Tugas yang Dikerjakan -
1. Dalam artikel tentang azan dengan kata jihad, siapa nama Sekretaris Jenderal DMI yang memberikan tanggapan kepada Republika?
2. Sebutkan semua contoh jihad untuk kepentingan umum yang disebutkan Imam dalam artikel tentang azan dengan kata jihad.
3. Teruskan artikel tentang azan dengan kata jihad, mulai setelah kalimat terakhir yang ditampilkan.

Potongan Dokumen -
------------------------

REPUBLIKA.CO.ID, JAKARTA -- Dewan Masjid Indonesia (DMI) merespon fenomena orang yang mengumandangkan azan menggunakan kata jihad. Dalam video yang viral tersebut, kalimat hayya 'alas-shalah diubah menjadi hayya 'alal-jihad.
DMI menegaskan bahwa azan seruan sholat harus sesuai yang diajarkan Nabi Muhammad SAW dan para sahabatnya. Artinya tidak dibenarkan dalam azan seruan sholat dimasukan kata jihad.
"Kalau itu (hayya 'alas-shalah diubah menjadi hayya 'alal-jihad) untuk adzan sholat itu tidak diperkenankan, karena itu bidah atau mengada-ada, dan tidak mengikuti apa yang dilakukan Nabi dan sahabat-sahabatnya," kata Sekretaris Jenderal (Sekjen) DMI, Imam Addaruqutni kepada Republika usai rapat virtual DMI, Selasa (1/12).
Imam menyampaikan, jihad dalam Islam punya istilah khusus. Artinya jihad untuk kepentingan umum seperti perbaikan ekonomi, pembangunan, silaturrahim, dan perjuangan agar orang-orang tetap sehat saat pandemi Covid-19, itu semua adalah jihad.

------------------------

Entri Hasil Ekstraksi -
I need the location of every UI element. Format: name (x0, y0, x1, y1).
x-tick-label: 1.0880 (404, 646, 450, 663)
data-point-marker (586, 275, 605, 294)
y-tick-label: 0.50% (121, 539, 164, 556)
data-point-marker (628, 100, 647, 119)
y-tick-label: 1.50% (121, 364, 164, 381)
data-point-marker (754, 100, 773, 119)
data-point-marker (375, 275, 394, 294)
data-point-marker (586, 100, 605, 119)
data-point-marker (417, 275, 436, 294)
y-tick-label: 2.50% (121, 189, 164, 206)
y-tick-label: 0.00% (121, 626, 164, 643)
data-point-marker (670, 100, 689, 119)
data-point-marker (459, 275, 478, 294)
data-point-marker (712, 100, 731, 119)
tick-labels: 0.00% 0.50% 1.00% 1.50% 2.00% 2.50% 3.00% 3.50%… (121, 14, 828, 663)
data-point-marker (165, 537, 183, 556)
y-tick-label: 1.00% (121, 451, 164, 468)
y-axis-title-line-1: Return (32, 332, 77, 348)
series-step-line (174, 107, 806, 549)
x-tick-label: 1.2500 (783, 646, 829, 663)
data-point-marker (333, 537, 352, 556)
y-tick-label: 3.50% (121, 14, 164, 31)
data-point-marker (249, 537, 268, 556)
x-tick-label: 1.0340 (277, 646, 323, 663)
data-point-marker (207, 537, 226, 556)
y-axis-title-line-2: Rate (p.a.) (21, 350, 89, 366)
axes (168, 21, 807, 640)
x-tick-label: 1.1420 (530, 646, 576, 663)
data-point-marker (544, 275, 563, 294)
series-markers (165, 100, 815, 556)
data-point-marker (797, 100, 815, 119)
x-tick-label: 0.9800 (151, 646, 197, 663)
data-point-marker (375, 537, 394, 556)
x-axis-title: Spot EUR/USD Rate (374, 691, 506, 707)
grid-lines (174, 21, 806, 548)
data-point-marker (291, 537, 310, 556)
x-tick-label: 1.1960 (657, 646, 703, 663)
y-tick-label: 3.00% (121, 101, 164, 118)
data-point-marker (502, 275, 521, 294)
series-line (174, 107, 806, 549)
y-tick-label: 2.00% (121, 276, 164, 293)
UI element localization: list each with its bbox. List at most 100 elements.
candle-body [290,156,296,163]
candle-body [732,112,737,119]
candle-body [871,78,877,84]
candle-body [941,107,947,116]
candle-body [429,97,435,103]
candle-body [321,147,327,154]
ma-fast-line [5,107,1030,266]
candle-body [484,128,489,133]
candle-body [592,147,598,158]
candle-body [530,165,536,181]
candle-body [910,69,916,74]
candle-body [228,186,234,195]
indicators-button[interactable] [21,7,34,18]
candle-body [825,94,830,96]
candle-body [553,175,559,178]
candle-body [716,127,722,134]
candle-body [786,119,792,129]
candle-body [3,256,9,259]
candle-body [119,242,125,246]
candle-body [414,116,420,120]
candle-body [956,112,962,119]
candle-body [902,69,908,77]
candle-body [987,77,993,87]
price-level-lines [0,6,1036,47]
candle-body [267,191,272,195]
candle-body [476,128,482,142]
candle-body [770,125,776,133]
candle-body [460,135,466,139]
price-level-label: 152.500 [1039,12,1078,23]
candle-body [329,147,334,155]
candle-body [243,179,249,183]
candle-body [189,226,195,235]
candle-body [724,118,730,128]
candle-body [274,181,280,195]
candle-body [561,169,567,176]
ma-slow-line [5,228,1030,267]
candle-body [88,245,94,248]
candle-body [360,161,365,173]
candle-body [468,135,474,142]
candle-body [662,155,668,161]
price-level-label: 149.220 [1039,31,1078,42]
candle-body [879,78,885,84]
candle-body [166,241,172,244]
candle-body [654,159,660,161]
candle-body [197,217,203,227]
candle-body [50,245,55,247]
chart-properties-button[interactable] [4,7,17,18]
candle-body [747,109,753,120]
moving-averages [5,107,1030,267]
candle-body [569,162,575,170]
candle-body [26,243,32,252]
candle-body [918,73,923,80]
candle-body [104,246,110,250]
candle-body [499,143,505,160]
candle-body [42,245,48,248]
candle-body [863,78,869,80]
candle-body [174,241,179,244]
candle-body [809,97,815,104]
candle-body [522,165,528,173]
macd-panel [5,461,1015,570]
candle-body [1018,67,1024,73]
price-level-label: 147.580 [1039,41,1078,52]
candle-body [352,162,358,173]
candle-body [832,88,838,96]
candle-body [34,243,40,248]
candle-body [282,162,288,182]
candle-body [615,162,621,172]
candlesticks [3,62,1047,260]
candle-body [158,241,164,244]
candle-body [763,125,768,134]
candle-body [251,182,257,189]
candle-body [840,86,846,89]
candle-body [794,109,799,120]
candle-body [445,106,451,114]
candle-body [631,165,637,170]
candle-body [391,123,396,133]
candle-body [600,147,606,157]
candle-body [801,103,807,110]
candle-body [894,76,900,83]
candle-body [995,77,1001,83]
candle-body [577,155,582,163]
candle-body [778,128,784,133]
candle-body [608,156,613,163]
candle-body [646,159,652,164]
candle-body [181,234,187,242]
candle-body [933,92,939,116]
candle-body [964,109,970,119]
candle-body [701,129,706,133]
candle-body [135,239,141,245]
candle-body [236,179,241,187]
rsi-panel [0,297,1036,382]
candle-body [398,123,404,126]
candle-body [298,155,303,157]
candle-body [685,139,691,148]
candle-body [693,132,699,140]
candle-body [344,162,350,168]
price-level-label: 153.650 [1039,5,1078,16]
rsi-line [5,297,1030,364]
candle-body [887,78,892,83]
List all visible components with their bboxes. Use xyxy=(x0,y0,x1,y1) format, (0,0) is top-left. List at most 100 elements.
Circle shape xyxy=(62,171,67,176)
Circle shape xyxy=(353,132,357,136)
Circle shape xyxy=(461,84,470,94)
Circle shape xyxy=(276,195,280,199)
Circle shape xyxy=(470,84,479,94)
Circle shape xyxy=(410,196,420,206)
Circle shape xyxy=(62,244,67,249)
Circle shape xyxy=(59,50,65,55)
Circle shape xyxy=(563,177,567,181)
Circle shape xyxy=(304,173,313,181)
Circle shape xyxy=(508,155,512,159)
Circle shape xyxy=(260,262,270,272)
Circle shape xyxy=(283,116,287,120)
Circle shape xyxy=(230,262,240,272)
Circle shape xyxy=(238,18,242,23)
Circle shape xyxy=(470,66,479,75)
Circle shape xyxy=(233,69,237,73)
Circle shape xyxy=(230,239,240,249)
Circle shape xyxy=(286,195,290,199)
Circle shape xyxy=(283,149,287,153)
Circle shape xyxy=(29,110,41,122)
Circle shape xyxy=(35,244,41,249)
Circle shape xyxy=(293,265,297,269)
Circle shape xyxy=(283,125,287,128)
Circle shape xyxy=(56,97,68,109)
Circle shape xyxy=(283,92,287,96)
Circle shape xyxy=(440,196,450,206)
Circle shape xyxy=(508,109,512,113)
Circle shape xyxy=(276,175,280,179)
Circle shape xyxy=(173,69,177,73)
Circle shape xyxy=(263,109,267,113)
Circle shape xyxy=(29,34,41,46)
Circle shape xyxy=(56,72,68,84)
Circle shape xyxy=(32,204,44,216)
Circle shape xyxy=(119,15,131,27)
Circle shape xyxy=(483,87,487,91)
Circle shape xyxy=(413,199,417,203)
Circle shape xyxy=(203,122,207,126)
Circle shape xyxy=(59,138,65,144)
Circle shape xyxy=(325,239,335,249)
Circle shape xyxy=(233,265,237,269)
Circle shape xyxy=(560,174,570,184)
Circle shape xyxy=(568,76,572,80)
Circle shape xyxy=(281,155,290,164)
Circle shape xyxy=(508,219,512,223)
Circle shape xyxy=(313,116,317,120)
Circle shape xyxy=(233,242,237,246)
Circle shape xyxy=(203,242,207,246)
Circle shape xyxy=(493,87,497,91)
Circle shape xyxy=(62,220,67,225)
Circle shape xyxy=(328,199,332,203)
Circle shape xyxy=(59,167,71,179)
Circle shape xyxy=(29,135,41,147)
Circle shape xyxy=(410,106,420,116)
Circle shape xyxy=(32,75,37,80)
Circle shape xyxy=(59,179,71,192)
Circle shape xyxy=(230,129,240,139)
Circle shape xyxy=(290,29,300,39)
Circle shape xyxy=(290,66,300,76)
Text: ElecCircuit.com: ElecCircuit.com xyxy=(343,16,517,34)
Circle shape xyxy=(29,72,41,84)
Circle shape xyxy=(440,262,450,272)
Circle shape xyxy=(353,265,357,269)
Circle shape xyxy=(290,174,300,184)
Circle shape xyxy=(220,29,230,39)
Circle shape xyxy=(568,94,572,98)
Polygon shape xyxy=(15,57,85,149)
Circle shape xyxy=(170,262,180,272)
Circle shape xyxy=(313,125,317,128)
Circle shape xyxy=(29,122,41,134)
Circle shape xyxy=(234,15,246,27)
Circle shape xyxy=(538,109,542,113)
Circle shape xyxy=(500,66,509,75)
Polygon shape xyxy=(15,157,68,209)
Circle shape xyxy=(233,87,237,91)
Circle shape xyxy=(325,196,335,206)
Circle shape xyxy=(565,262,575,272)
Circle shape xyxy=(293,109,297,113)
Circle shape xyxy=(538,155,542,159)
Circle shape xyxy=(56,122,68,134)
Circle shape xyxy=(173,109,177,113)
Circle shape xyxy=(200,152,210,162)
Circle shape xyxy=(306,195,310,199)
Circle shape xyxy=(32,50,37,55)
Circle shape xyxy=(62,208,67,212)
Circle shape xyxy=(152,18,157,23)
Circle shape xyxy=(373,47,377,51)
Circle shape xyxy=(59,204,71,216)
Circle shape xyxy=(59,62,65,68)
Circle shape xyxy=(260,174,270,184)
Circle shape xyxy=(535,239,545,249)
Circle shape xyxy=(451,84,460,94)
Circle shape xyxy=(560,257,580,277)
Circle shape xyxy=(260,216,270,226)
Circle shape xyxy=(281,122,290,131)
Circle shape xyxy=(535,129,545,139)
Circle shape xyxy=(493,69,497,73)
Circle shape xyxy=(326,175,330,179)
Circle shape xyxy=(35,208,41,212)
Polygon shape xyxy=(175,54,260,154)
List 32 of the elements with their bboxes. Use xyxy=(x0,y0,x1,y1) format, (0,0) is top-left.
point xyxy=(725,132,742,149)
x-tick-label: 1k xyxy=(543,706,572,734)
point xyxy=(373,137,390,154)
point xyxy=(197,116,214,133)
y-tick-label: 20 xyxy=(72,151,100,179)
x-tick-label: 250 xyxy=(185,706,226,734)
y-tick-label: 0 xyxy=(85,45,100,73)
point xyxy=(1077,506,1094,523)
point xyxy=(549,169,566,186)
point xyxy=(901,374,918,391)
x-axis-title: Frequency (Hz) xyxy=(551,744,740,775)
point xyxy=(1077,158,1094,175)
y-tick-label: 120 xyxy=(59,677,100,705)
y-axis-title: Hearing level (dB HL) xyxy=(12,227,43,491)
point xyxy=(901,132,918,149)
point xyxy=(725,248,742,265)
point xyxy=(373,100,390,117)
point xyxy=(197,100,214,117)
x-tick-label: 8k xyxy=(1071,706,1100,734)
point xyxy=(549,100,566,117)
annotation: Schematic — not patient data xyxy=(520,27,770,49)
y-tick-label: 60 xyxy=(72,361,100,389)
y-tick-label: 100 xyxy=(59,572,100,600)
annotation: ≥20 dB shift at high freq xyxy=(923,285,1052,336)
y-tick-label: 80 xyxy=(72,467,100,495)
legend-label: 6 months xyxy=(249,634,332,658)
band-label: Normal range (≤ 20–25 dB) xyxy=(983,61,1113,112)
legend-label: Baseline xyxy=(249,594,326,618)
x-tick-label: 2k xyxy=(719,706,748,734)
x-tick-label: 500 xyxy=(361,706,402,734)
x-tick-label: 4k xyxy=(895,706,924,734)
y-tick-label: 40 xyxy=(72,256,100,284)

------------------------

Jawaban Latihan Ini -
1. Imam Addaruqutni.

2. Perbaikan ekonomi, pembangunan, silaturrahim, dan perjuangan agar orang-orang tetap sehat saat pandemi Covid-19.

3.
Ia mengatakan, usaha yang sungguh-sungguh untuk kebaikan bersama tanpa menyakiti orang lain, itu adalah jihad. "Polisi yang memberantas narkoba dan teroris juga jihad, petugas negara menegakan hukum dan keadilan adalah jihad," ujarnya.
Imam menjelaskan, DMI tidak bermaksud atau sengaja menghilangkan kata jihad. Jihad ada tapi bukan untuk seruan sholat. Jihad itu adalah usaha sendiri maupun bersama-sama untuk mewujudkan persatuan dan kesatuan bangsa. Ia menegaskan, jihad tidak boleh dimaknai untuk memerangi orang yang semata-mata beda.
Sebelumnya DMI menggelar rapat virtual bersama pengurus pusat dan daerah. Rapat ini bertema 'Konsolidasi Kenetralan Organisasi Menghadapi Agenda Nasional Pilkada' pada Selasa (1/11).
Di dalam rapat itu, Ketua Umum DMI Jusuf Kalla (JK) secara tegas menolak seruan jihad yang dilakukan sekelompok orang di masjid melalui azan. JK menjelaskan bahwa menambahkan seruan jihad melalui azan adalah kekeliruan yang harus diluruskan.
"Azan, hayya 'alal-jihad, itu keliru, harus diluruskan. DMI menyatakan secara resmi menolak hal-hal seperti itu. Masjid jangan dijadikan tempat untuk kegiatan yang menganjurkan pertentangan," kata JK melalui siaran pers yang diterima Republika, Selasa (1/12).
JK menegaskan bahwa pengertian jihad jangan dijadikan seruan untuk membunuh, mengebom, atau saling mematikan. Sebab jika jihad mengajak membunuh, seperti kejadian di Kabupaten Sigi merupakan pelanggaran yang luar biasa yang harus dihukum oleh negara.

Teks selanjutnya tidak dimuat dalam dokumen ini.